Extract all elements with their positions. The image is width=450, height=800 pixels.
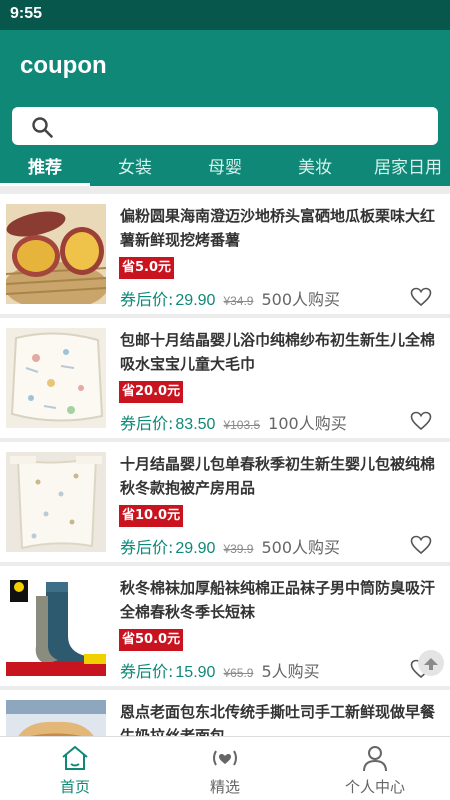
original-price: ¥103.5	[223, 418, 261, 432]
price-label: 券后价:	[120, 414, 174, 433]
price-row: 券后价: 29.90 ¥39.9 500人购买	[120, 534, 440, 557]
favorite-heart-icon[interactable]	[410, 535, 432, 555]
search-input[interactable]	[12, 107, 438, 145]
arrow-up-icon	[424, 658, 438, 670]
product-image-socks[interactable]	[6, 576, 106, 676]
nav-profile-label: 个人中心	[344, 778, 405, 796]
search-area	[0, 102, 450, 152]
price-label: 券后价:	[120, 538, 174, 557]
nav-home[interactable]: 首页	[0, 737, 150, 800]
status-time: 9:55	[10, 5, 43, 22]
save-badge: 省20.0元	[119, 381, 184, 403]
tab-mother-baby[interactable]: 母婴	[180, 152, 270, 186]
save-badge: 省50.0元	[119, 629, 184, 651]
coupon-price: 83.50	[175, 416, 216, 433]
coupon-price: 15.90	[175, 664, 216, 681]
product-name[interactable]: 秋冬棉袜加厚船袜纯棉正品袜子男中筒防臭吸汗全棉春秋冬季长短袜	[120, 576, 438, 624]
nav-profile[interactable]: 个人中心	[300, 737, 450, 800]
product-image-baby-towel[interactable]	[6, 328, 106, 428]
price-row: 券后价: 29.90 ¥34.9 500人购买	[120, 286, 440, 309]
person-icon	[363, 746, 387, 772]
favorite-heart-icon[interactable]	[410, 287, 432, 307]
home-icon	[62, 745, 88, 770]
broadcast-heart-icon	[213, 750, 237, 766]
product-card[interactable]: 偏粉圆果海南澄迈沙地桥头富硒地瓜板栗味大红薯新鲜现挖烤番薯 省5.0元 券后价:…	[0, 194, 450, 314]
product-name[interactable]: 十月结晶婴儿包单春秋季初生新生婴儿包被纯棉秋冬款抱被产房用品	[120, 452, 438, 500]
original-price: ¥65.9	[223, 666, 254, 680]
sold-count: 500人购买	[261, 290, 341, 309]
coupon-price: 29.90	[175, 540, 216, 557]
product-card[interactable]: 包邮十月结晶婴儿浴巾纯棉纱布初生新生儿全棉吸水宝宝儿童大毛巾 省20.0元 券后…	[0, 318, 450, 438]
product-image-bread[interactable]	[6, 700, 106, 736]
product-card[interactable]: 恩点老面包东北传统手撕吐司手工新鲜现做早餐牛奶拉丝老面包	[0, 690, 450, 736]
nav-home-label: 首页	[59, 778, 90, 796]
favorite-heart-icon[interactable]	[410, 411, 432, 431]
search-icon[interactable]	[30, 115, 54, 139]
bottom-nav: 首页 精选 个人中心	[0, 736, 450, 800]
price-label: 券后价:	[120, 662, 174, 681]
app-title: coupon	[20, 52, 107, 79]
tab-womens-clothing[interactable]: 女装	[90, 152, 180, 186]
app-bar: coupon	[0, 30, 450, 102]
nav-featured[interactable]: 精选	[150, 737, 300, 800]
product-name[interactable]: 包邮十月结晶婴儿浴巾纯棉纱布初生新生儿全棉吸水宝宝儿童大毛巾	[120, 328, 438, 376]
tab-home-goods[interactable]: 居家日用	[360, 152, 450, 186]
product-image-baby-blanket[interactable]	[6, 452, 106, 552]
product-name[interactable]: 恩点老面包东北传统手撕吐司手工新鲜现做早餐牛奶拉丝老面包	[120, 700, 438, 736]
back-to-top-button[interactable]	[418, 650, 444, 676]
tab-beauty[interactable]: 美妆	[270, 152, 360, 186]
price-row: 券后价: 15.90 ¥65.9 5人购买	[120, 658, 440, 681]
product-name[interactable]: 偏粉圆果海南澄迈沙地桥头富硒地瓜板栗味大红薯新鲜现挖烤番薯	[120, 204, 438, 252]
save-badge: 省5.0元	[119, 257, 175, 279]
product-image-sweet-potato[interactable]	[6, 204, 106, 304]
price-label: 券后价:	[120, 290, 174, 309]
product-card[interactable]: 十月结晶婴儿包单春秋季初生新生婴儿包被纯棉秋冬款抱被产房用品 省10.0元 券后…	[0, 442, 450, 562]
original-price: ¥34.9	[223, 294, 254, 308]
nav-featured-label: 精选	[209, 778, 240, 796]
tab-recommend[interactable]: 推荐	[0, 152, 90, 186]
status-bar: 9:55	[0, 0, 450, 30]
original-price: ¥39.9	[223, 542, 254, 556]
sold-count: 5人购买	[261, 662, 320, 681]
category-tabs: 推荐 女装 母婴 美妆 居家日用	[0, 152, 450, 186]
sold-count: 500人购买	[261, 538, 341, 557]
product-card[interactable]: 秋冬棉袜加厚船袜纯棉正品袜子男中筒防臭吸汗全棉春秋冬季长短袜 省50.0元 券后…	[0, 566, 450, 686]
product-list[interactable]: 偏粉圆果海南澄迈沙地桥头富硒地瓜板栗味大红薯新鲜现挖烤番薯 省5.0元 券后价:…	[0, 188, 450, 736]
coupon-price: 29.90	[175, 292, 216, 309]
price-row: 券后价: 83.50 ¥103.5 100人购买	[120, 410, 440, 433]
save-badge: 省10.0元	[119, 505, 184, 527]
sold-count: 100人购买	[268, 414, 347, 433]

* _DIRECTIONS_: Copy out the lines of the data above verbatim, starting at the line that contains "418, 261, 432]" and ending at the line that contains "107, 438, 145]", with both of those lines included.

* _SOLVED EXERCISE_:
original-price: ¥103.5	[223, 418, 261, 432]
price-label: 券后价:	[120, 414, 174, 433]
price-row: 券后价: 29.90 ¥39.9 500人购买	[120, 534, 440, 557]
favorite-heart-icon[interactable]	[410, 535, 432, 555]
search-input[interactable]	[12, 107, 438, 145]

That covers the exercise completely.